Task to carry out:
Use the entries below to count the lines that hold the word "content"; answer with the number only.

== Segment start ==

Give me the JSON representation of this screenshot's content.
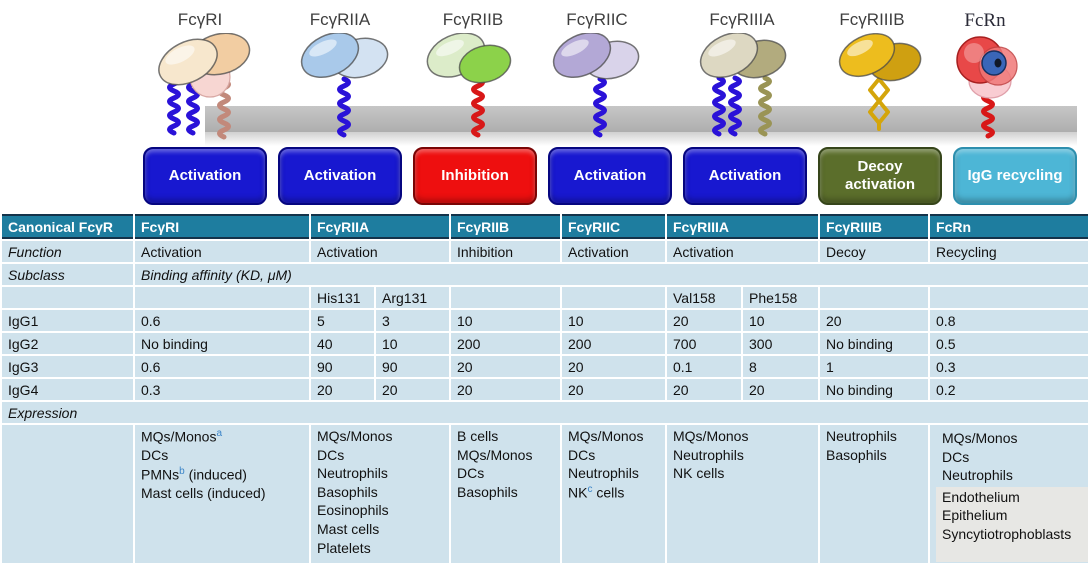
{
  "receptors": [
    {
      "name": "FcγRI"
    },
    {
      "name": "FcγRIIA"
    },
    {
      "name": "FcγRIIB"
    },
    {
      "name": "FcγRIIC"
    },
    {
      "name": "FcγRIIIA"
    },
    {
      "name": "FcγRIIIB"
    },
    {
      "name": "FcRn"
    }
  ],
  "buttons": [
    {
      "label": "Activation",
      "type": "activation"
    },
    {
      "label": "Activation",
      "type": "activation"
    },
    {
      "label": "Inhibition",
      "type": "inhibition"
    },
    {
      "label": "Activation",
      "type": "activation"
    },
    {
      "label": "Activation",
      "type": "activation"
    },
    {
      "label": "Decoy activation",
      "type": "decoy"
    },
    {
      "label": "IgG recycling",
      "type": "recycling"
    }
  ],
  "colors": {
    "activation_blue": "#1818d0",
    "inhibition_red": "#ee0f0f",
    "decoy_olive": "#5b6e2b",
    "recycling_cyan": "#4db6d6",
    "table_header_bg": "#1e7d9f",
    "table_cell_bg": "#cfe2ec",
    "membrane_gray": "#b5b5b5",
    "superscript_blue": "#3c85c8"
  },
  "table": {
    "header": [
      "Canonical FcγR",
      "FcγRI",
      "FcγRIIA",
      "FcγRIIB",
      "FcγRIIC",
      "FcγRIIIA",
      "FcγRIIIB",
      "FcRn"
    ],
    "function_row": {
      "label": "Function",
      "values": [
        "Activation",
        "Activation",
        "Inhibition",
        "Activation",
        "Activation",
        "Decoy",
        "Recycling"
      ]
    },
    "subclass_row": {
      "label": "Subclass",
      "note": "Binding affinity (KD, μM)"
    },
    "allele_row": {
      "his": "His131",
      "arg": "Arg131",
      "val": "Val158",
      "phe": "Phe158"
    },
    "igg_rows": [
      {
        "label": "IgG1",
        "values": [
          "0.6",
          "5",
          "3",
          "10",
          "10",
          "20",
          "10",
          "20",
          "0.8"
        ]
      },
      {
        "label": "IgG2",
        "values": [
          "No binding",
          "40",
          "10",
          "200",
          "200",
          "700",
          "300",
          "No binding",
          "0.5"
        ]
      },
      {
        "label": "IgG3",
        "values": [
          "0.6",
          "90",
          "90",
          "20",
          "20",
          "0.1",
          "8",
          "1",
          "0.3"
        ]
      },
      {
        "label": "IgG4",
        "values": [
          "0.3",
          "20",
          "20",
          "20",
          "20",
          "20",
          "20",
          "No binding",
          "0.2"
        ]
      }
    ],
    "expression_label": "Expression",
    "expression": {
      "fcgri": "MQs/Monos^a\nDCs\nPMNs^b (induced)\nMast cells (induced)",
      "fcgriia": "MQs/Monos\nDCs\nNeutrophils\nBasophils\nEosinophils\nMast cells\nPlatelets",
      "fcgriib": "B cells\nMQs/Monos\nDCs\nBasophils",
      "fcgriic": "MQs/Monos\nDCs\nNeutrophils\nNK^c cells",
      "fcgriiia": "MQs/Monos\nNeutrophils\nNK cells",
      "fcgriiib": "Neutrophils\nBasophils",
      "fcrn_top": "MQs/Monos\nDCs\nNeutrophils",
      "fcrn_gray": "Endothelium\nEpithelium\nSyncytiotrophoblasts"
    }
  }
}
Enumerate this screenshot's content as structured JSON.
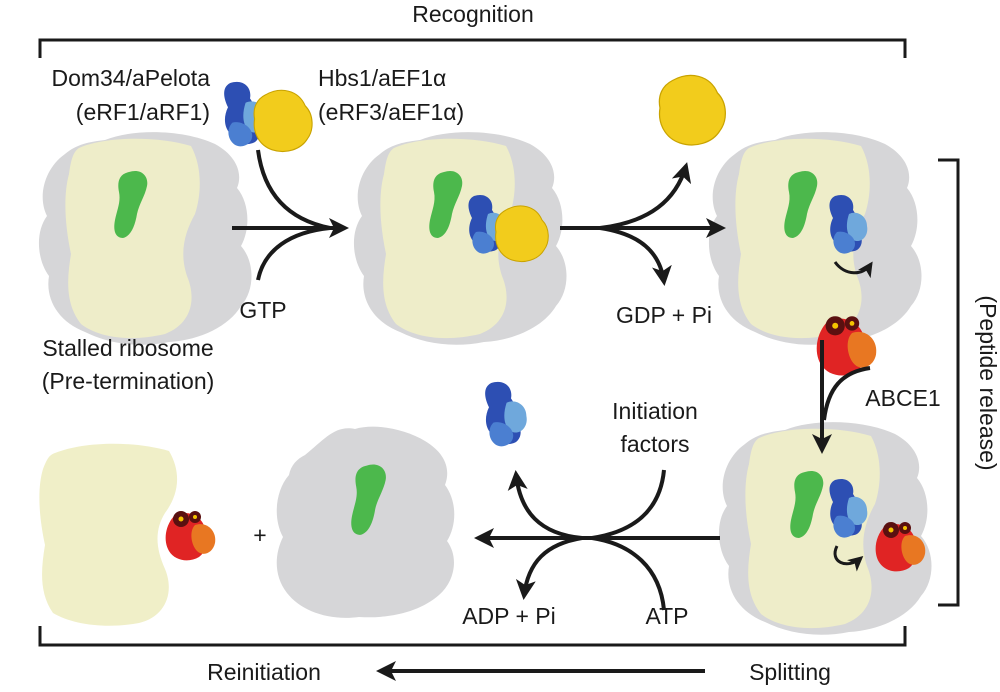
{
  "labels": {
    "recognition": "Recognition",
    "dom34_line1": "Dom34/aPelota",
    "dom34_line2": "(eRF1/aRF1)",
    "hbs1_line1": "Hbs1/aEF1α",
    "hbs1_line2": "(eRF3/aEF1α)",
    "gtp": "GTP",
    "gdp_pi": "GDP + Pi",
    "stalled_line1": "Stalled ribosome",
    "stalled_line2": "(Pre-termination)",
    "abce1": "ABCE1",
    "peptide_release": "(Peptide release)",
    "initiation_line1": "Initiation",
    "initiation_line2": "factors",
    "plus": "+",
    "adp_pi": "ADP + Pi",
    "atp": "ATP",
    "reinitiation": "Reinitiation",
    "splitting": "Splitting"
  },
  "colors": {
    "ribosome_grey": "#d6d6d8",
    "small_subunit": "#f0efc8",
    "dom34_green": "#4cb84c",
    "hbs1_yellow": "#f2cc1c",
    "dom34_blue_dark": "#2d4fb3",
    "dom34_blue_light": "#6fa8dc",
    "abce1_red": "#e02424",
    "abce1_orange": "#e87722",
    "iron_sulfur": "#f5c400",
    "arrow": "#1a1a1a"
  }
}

== Segment end ==

Answer box:
2